• **Given records**

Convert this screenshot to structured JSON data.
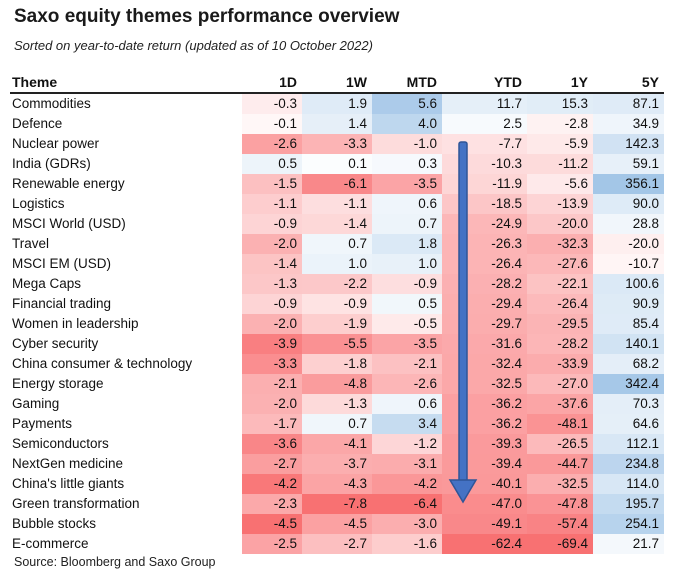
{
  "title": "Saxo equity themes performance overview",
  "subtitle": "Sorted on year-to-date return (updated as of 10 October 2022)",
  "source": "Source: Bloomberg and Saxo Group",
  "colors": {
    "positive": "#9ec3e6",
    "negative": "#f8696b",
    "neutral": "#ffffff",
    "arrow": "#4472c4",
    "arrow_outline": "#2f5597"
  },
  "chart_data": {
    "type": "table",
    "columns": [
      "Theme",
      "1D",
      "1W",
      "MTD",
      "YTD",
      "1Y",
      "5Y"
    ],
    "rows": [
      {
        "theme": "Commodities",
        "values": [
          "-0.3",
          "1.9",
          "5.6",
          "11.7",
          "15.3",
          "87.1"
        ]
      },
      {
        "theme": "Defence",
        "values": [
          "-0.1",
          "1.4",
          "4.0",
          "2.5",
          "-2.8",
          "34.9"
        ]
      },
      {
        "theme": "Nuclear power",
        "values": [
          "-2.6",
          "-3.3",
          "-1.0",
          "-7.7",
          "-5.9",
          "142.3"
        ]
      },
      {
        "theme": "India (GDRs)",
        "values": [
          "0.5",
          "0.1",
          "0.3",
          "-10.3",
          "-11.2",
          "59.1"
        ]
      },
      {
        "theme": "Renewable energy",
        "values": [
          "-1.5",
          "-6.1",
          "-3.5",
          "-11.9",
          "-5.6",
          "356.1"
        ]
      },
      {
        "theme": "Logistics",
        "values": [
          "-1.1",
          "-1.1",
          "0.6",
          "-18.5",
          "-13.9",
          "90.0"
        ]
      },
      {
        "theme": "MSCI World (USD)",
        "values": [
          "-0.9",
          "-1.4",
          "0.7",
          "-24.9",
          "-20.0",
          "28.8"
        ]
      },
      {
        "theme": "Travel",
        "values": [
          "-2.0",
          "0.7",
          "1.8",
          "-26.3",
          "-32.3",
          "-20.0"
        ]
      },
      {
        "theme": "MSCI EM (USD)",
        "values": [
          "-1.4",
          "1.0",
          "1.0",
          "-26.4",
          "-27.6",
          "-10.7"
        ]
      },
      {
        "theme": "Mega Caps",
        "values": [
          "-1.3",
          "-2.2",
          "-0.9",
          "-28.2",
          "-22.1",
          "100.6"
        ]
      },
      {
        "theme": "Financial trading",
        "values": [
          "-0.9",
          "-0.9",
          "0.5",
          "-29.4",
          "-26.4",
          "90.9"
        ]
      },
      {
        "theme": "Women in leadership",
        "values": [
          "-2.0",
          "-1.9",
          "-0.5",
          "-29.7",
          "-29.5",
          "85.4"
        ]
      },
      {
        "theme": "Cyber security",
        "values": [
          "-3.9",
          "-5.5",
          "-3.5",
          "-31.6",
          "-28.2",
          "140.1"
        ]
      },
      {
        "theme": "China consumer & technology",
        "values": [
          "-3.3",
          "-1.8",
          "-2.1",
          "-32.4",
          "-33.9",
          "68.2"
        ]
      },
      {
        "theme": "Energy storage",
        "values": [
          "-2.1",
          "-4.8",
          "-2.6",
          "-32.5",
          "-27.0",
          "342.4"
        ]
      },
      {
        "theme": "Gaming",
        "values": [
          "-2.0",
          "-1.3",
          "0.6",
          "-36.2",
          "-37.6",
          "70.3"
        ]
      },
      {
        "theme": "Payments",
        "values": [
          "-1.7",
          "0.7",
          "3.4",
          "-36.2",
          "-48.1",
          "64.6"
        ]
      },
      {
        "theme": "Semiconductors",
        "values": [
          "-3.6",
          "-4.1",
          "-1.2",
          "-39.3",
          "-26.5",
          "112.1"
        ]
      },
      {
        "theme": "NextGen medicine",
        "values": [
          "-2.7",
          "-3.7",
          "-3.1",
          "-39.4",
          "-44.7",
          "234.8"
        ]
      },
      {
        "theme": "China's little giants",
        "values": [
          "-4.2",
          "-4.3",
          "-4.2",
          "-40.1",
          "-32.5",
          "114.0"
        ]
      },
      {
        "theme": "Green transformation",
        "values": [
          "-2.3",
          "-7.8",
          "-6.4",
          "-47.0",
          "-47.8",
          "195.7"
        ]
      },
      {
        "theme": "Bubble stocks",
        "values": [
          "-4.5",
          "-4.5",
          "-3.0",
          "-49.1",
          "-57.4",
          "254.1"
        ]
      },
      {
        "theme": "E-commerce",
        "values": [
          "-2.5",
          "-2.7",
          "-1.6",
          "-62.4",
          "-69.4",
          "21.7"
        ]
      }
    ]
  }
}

• **What you are asked to do**
Reproduce every line of the listing above in which the string "China" appears.

• **Completed exercise**
        "theme": "China consumer & technology",
        "theme": "China's little giants",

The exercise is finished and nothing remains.